Written instruction ->
Identify the lines that include the word "olimpijczyka", then copy all of them.

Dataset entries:
⁂

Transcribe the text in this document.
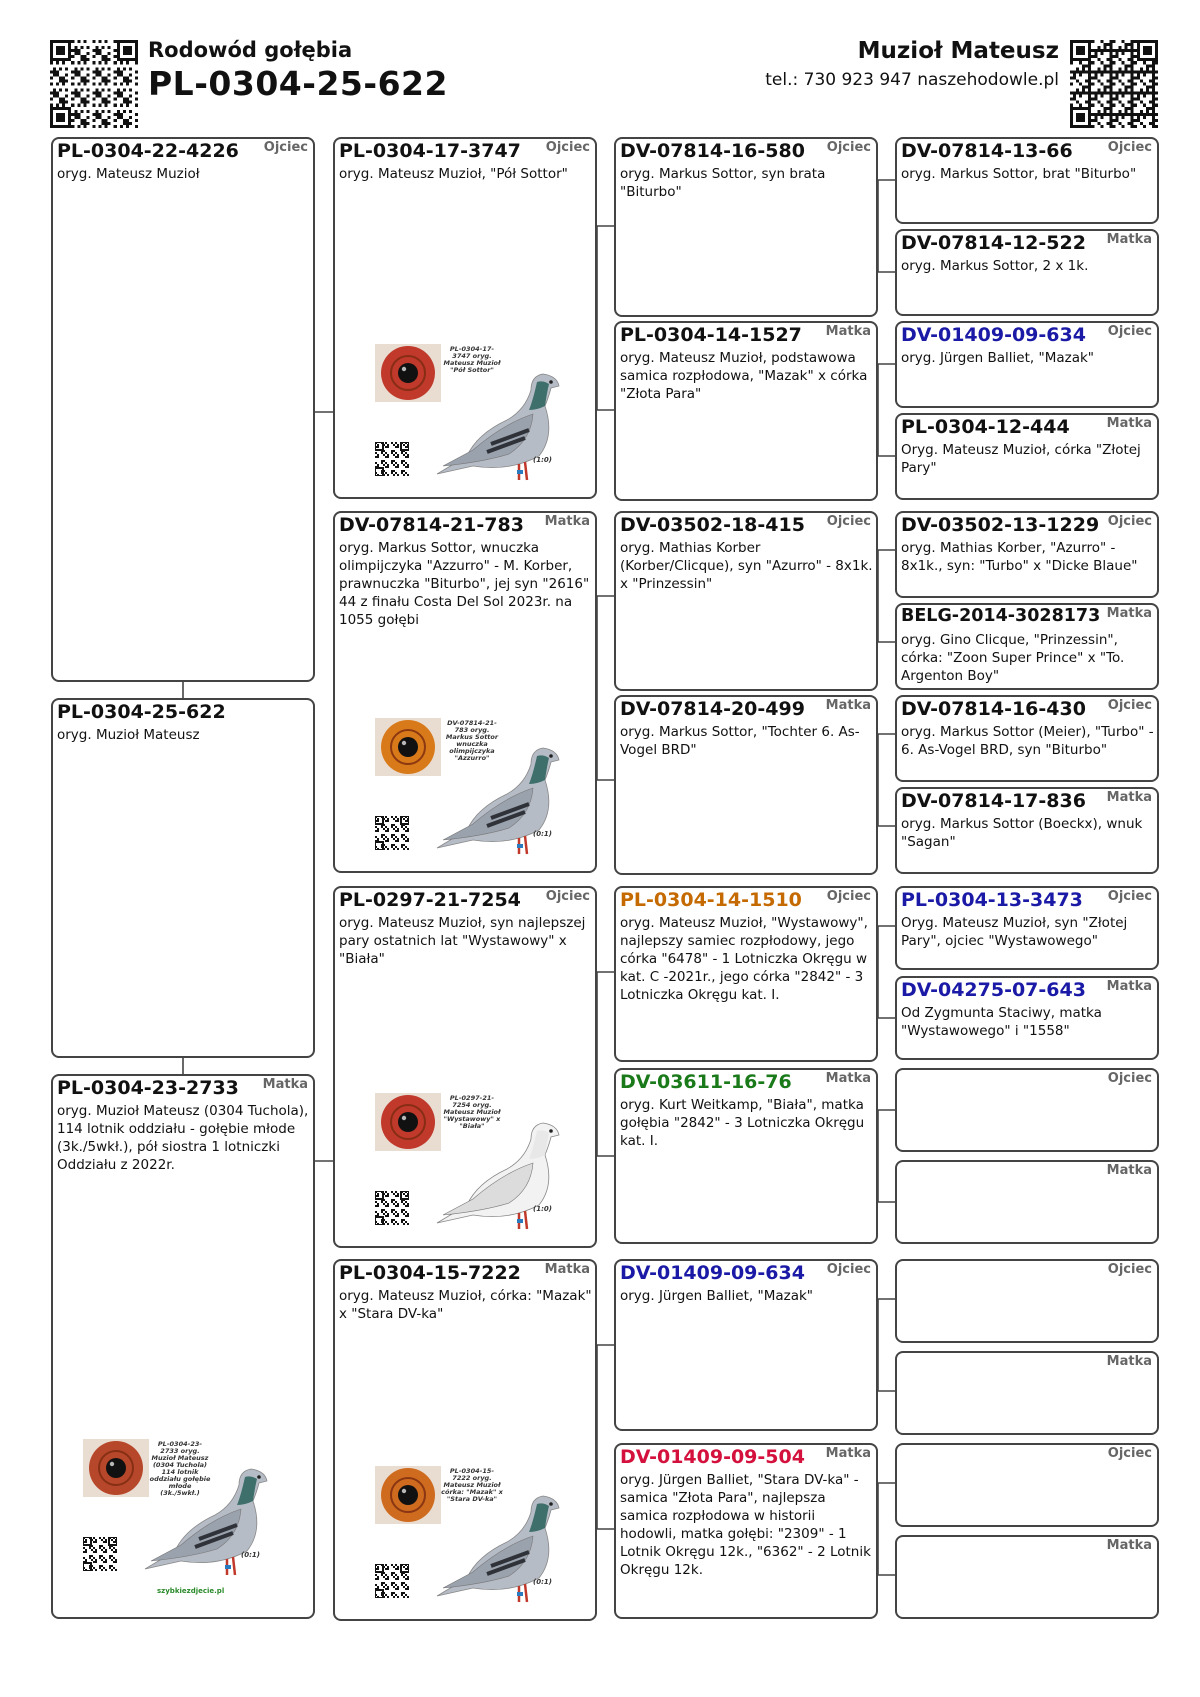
Rodowód gołębia
PL-0304-25-622
Muzioł Mateusz
tel.: 730 923 947 naszehodowle.pl
PL-0304-22-4226 Ojciec
oryg. Mateusz Muzioł
PL-0304-25-622
oryg. Muzioł Mateusz
PL-0304-23-2733 Matka
oryg. Muzioł Mateusz (0304 Tuchola), 114 lotnik oddziału - gołębie młode (3k./5wkł.), pół siostra 1 lotniczki Oddziału z 2022r.
PL-0304-17-3747 Ojciec
oryg. Mateusz Muzioł, "Pół Sottor"
DV-07814-21-783 Matka
oryg. Markus Sottor, wnuczka olimpijczyka "Azzurro" - M. Korber, prawnuczka "Biturbo", jej syn "2616" 44 z finału Costa Del Sol 2023r. na 1055 gołębi
PL-0297-21-7254 Ojciec
oryg. Mateusz Muzioł, syn najlepszej pary ostatnich lat "Wystawowy" x "Biała"
PL-0304-15-7222 Matka
oryg. Mateusz Muzioł, córka: "Mazak" x "Stara DV-ka"
DV-07814-16-580 Ojciec
oryg. Markus Sottor, syn brata "Biturbo"
PL-0304-14-1527 Matka
oryg. Mateusz Muzioł, podstawowa samica rozpłodowa, "Mazak" x córka "Złota Para"
DV-03502-18-415 Ojciec
oryg. Mathias Korber (Korber/Clicque), syn "Azurro" - 8x1k. x "Prinzessin"
DV-07814-20-499 Matka
oryg. Markus Sottor, "Tochter 6. As-Vogel BRD"
PL-0304-14-1510 Ojciec
oryg. Mateusz Muzioł, "Wystawowy", najlepszy samiec rozpłodowy, jego córka "6478" - 1 Lotniczka Okręgu w kat. C -2021r., jego córka "2842" - 3 Lotniczka Okręgu kat. I.
DV-03611-16-76	Matka
oryg. Kurt Weitkamp, "Biała", matka gołębia "2842" - 3 Lotniczka Okręgu kat. I.
DV-01409-09-634 Ojciec
oryg. Jürgen Balliet, "Mazak"
DV-01409-09-504 Matka
oryg. Jürgen Balliet, "Stara DV-ka" - samica "Złota Para", najlepsza samica rozpłodowa w historii hodowli, matka gołębi: "2309" - 1 Lotnik Okręgu 12k., "6362" - 2 Lotnik Okręgu 12k.
DV-07814-13-66	Ojciec
oryg. Markus Sottor, brat "Biturbo"
DV-07814-12-522 Matka
oryg. Markus Sottor, 2 x 1k.
DV-01409-09-634 Ojciec
oryg. Jürgen Balliet, "Mazak"
PL-0304-12-444	Matka
Oryg. Mateusz Muzioł, córka "Złotej Pary"
DV-03502-13-1229 Ojciec
oryg. Mathias Korber, "Azurro" - 8x1k., syn: "Turbo" x "Dicke Blaue"
BELG-2014-3028173 Matka
oryg. Gino Clicque, "Prinzessin", córka: "Zoon Super Prince" x "To. Argenton Boy"
DV-07814-16-430 Ojciec
oryg. Markus Sottor (Meier), "Turbo" - 6. As-Vogel BRD, syn "Biturbo"
DV-07814-17-836 Matka
oryg. Markus Sottor (Boeckx), wnuk "Sagan"
PL-0304-13-3473 Ojciec
Oryg. Mateusz Muzioł, syn "Złotej Pary", ojciec "Wystawowego"
DV-04275-07-643 Matka
Od Zygmunta Staciwy, matka "Wystawowego" i "1558"
Ojciec
Matka
Ojciec
Matka
Ojciec
Matka
PL-0304-17-3747 oryg. Mateusz Muzioł "Pół Sottor"
(1:0)
DV-07814-21-783 oryg. Markus Sottor wnuczka olimpijczyka "Azzurro"
(0:1)
PL-0297-21-7254 oryg. Mateusz Muzioł "Wystawowy" x "Biała"
(1:0)
PL-0304-15-7222 oryg. Mateusz Muzioł córka: "Mazak" x "Stara DV-ka"
(0:1)
PL-0304-23-2733 oryg. Muzioł Mateusz (0304 Tuchola) 114 lotnik oddziału gołębie młode (3k./5wkł.)
(0:1)
szybkiezdjecie.pl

⁂

Answer to the exercise ->
oryg. Markus Sottor, wnuczka olimpijczyka "Azzurro" - M. Korber, prawnuczka "Biturbo", jej syn "2616" 44 z finału Costa Del Sol 2023r. na 1055 gołębi
DV-07814-21-783 oryg. Markus Sottor wnuczka olimpijczyka "Azzurro"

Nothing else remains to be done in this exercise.